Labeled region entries
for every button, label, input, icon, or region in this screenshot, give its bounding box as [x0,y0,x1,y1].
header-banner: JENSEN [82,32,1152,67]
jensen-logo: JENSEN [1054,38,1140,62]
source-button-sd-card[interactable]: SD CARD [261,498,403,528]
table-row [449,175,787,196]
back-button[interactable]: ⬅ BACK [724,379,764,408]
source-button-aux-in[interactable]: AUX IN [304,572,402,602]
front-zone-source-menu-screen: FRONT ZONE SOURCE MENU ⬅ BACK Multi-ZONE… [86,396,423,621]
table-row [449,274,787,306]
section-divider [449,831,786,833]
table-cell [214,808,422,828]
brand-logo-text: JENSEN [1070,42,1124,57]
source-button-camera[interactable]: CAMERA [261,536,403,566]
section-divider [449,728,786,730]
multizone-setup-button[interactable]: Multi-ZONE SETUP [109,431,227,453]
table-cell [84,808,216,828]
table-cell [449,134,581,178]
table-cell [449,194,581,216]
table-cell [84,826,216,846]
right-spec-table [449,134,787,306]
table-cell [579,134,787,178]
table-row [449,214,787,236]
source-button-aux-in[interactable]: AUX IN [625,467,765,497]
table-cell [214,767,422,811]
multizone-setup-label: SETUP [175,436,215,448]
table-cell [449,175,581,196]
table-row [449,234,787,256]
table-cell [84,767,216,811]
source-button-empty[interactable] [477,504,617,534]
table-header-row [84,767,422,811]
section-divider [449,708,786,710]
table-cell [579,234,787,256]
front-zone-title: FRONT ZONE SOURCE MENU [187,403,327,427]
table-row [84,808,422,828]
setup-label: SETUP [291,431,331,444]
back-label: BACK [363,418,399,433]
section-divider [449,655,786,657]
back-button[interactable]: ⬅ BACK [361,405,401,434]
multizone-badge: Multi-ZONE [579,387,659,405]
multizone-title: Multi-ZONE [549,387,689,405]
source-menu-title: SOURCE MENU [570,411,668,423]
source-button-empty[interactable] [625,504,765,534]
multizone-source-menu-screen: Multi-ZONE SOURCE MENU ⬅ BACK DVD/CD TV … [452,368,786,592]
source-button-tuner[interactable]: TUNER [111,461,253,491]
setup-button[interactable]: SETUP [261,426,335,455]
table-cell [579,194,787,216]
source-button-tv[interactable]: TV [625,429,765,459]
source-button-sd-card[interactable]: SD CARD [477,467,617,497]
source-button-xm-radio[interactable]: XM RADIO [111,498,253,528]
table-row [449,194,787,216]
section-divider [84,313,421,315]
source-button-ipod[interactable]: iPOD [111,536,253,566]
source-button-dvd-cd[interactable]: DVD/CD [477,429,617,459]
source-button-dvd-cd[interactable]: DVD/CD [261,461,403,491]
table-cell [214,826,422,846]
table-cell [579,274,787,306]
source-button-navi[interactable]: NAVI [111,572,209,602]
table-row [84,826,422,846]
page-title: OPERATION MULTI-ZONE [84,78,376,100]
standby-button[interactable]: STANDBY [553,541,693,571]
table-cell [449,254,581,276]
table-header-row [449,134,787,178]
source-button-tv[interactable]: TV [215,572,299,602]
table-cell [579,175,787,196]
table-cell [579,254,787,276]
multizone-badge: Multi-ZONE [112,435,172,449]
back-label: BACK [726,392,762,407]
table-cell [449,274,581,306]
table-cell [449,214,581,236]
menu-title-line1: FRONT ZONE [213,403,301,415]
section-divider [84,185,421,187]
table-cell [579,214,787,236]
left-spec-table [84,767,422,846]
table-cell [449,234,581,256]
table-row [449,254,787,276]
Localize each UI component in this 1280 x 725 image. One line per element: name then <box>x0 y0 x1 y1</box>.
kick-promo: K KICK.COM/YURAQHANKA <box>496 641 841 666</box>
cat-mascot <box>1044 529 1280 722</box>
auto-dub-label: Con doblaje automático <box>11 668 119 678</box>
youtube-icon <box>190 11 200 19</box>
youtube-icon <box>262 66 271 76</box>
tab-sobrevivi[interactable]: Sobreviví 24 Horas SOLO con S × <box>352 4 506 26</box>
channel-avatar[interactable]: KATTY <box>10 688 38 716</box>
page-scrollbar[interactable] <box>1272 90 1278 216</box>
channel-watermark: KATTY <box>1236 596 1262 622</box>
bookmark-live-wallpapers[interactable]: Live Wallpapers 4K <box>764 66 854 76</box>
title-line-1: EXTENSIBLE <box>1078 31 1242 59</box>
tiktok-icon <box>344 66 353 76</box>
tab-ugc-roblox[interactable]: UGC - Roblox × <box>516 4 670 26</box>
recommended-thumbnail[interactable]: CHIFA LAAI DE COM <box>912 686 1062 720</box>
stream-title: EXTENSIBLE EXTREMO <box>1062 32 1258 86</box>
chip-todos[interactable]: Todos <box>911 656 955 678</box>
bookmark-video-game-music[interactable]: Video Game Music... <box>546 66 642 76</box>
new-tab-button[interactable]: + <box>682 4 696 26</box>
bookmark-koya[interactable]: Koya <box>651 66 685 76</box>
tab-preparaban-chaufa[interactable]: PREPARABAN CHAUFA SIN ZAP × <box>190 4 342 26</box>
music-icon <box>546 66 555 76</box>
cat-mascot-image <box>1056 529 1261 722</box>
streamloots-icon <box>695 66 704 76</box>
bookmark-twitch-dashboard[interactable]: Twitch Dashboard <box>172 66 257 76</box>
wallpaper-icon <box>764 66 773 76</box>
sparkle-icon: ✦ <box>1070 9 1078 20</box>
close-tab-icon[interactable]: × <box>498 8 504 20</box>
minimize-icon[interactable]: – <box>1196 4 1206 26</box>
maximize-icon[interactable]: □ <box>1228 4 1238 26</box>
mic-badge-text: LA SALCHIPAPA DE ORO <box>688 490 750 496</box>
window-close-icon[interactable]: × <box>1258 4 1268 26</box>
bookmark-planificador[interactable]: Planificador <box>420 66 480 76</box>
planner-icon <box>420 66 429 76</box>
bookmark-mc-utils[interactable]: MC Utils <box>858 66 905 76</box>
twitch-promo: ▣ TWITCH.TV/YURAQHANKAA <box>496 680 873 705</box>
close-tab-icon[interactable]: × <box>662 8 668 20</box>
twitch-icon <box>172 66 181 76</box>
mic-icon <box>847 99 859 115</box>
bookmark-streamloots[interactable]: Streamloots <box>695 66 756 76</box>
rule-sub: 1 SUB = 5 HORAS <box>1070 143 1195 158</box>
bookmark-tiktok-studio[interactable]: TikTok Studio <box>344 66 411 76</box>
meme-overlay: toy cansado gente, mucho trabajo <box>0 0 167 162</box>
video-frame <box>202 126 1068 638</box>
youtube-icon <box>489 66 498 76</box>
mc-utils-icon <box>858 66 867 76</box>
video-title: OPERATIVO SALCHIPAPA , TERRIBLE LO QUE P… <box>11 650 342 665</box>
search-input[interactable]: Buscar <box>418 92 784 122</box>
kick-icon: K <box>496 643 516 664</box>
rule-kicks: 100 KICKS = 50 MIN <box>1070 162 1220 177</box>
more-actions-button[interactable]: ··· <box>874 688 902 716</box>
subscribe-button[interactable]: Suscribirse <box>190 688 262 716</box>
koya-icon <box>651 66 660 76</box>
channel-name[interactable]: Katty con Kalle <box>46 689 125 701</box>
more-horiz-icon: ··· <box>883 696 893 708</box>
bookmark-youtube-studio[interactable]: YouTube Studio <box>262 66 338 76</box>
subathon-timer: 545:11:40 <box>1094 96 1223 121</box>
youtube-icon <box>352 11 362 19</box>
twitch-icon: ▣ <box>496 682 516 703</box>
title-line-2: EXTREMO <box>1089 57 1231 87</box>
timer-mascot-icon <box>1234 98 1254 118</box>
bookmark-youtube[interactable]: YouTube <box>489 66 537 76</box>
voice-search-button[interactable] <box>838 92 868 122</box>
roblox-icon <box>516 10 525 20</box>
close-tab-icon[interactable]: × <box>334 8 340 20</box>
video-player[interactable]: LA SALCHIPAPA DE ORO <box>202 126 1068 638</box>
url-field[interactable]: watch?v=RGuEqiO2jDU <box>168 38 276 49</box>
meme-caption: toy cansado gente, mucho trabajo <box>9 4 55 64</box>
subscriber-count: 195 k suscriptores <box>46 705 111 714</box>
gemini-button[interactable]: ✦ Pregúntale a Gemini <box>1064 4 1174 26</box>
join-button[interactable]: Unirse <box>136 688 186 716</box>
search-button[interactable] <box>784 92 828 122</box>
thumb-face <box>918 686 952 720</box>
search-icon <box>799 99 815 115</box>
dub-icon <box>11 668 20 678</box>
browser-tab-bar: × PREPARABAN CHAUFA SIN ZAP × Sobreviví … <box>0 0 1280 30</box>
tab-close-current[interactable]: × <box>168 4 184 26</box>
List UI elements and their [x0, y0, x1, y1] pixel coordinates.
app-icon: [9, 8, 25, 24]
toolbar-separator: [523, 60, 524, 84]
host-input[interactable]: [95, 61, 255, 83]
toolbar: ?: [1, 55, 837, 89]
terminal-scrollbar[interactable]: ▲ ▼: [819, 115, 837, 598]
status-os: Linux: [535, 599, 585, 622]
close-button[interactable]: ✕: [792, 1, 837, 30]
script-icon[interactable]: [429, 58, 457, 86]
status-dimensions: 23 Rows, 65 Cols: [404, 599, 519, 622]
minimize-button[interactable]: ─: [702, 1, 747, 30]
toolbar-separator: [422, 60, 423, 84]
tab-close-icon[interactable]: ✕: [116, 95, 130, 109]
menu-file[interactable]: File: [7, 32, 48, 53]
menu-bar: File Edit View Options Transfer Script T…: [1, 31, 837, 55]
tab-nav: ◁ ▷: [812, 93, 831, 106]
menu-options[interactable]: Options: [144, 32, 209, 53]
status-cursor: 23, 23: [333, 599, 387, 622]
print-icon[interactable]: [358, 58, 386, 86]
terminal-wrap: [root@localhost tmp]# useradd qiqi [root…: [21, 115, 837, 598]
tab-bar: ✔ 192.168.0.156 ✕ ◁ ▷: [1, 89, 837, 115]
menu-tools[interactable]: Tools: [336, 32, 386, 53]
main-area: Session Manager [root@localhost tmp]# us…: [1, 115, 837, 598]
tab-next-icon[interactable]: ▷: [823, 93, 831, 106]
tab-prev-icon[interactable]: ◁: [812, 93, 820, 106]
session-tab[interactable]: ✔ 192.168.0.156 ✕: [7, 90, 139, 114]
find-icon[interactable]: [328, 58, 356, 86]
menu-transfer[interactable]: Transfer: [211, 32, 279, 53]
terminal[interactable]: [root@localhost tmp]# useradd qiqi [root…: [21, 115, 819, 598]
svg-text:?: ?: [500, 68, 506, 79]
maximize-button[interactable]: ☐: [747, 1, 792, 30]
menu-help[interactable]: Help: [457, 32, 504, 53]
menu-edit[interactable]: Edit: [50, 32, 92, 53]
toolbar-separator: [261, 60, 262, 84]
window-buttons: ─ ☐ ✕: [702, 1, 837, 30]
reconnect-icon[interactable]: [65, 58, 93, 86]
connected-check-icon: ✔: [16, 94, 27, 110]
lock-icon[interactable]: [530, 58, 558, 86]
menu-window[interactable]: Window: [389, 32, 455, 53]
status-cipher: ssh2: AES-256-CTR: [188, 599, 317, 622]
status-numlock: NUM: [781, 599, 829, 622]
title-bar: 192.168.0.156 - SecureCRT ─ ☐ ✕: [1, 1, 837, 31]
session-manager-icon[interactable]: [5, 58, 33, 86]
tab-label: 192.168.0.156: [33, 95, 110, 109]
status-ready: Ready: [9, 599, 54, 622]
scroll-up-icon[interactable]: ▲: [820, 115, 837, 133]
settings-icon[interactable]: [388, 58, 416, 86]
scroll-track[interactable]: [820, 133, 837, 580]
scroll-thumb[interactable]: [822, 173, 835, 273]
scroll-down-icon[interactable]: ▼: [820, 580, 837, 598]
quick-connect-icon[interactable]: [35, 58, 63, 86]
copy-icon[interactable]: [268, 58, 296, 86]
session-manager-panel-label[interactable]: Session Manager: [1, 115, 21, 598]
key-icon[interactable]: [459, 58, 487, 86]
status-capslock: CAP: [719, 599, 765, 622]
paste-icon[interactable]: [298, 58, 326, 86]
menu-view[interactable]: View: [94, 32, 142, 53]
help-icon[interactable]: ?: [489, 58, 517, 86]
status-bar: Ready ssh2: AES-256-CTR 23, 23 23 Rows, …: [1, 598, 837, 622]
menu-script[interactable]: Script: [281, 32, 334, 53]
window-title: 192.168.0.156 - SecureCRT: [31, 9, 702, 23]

BRIEF
Reproduce every line of the material, from the first line down to the one containing "back-button[interactable]: ⬅ BACK [724,379,764,408]", with both ends included.

TASK OUTPUT
for every button, label, input, icon, or region in this screenshot, give its bounding box as [x0,y0,x1,y1].
header-banner: JENSEN [82,32,1152,67]
jensen-logo: JENSEN [1054,38,1140,62]
source-button-sd-card[interactable]: SD CARD [261,498,403,528]
table-row [449,175,787,196]
back-button[interactable]: ⬅ BACK [724,379,764,408]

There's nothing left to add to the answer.